■ TASK DETAILS: Lines holding the string "param" are the ones to copy; find them all in the data.
## begin ENTRIES
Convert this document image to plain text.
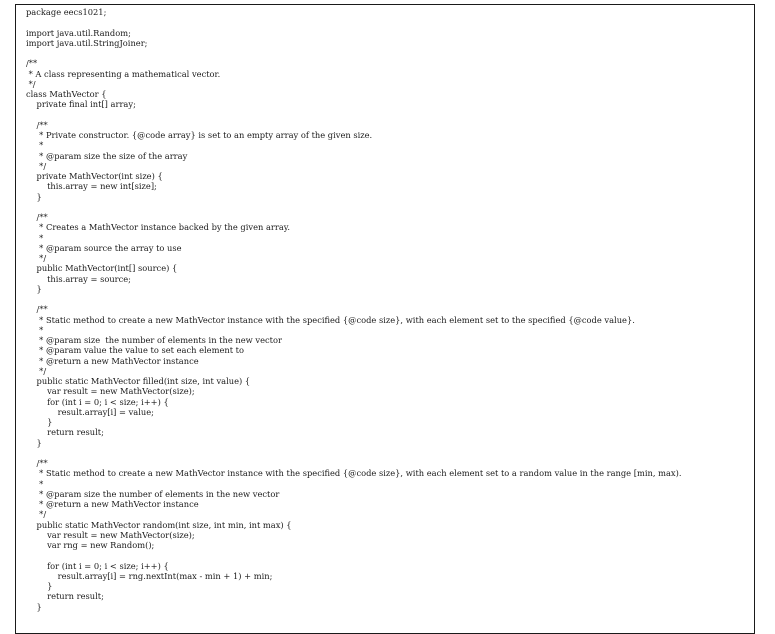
package eecs1021;
import java.util.Random;
import java.util.StringJoiner;
/**
* A class representing a mathematical vector.
*/
class MathVector {
private final int[] array;
/**
* Private constructor. {@code array} is set to an empty array of the given size.
*
* @param size the size of the array
*/
private MathVector(int size) {
this.array = new int[size];
}
/**
* Creates a MathVector instance backed by the given array.
*
* @param source the array to use
*/
public MathVector(int[] source) {
this.array = source;
}
/**
* Static method to create a new MathVector instance with the specified {@code size}, with each element set to the specified {@code value}.
*
* @param size  the number of elements in the new vector
* @param value the value to set each element to
* @return a new MathVector instance
*/
public static MathVector filled(int size, int value) {
var result = new MathVector(size);
for (int i = 0; i < size; i++) {
result.array[i] = value;
}
return result;
}
/**
* Static method to create a new MathVector instance with the specified {@code size}, with each element set to a random value in the range [min, max).
*
* @param size the number of elements in the new vector
* @return a new MathVector instance
*/
public static MathVector random(int size, int min, int max) {
var result = new MathVector(size);
var rng = new Random();
for (int i = 0; i < size; i++) {
result.array[i] = rng.nextInt(max - min + 1) + min;
}
return result;
}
## end ENTRIES
■ SOLUTION TO THIS TASK:
* @param size the size of the array
* @param source the array to use
* @param size  the number of elements in the new vector
* @param value the value to set each element to
* @param size the number of elements in the new vector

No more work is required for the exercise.